— START MATERIAL FOR THIS EXERCISE —

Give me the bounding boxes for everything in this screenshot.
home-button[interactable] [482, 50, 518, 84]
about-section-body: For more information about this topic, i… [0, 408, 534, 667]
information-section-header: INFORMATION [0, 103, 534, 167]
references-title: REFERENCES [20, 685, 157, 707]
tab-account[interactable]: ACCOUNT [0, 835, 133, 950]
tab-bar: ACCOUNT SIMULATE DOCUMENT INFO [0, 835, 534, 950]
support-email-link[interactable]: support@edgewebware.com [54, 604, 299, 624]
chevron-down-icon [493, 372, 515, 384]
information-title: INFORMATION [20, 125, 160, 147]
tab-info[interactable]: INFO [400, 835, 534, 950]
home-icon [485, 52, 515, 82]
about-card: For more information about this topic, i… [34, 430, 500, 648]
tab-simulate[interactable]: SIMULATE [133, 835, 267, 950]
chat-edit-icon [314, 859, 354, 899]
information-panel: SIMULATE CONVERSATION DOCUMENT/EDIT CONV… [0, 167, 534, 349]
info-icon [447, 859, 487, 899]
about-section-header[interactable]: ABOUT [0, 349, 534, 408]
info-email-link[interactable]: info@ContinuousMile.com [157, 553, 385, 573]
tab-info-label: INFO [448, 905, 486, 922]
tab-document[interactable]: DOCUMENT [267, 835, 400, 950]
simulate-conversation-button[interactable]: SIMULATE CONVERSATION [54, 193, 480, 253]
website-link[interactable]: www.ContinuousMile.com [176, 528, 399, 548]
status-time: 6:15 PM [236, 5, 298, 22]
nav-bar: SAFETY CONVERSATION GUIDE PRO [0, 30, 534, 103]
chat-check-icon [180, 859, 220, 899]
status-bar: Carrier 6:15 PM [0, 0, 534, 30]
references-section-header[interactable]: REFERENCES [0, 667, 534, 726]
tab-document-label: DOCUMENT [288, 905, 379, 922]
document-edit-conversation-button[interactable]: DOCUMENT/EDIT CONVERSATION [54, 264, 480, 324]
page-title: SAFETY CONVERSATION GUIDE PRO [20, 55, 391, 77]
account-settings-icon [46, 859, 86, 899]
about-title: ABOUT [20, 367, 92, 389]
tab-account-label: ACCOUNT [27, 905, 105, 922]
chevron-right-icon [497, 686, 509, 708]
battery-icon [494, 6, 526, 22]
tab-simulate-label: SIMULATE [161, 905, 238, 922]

— END MATERIAL FOR THIS EXERCISE —

GIVEN REQUEST » Can you rewrite the whole listing above, replacing each "6:15 PM" with "9:40 AM" and leaving everything else unchanged?

SOLUTION BELOW »
Give me the bounding boxes for everything in this screenshot.
home-button[interactable] [482, 50, 518, 84]
about-section-body: For more information about this topic, i… [0, 408, 534, 667]
information-section-header: INFORMATION [0, 103, 534, 167]
references-title: REFERENCES [20, 685, 157, 707]
tab-account[interactable]: ACCOUNT [0, 835, 133, 950]
tab-bar: ACCOUNT SIMULATE DOCUMENT INFO [0, 835, 534, 950]
support-email-link[interactable]: support@edgewebware.com [54, 604, 299, 624]
chevron-down-icon [493, 372, 515, 384]
information-title: INFORMATION [20, 125, 160, 147]
tab-info[interactable]: INFO [400, 835, 534, 950]
home-icon [485, 52, 515, 82]
about-card: For more information about this topic, i… [34, 430, 500, 648]
tab-simulate[interactable]: SIMULATE [133, 835, 267, 950]
chat-edit-icon [314, 859, 354, 899]
information-panel: SIMULATE CONVERSATION DOCUMENT/EDIT CONV… [0, 167, 534, 349]
info-icon [447, 859, 487, 899]
about-section-header[interactable]: ABOUT [0, 349, 534, 408]
info-email-link[interactable]: info@ContinuousMile.com [157, 553, 385, 573]
tab-info-label: INFO [448, 905, 486, 922]
tab-document[interactable]: DOCUMENT [267, 835, 400, 950]
simulate-conversation-button[interactable]: SIMULATE CONVERSATION [54, 193, 480, 253]
website-link[interactable]: www.ContinuousMile.com [176, 528, 399, 548]
status-time: 9:40 AM [236, 5, 298, 22]
nav-bar: SAFETY CONVERSATION GUIDE PRO [0, 30, 534, 103]
chat-check-icon [180, 859, 220, 899]
status-bar: Carrier 9:40 AM [0, 0, 534, 30]
references-section-header[interactable]: REFERENCES [0, 667, 534, 726]
tab-document-label: DOCUMENT [288, 905, 379, 922]
document-edit-conversation-button[interactable]: DOCUMENT/EDIT CONVERSATION [54, 264, 480, 324]
page-title: SAFETY CONVERSATION GUIDE PRO [20, 55, 391, 77]
account-settings-icon [46, 859, 86, 899]
about-title: ABOUT [20, 367, 92, 389]
tab-account-label: ACCOUNT [27, 905, 105, 922]
chevron-right-icon [497, 686, 509, 708]
battery-icon [494, 6, 526, 22]
tab-simulate-label: SIMULATE [161, 905, 238, 922]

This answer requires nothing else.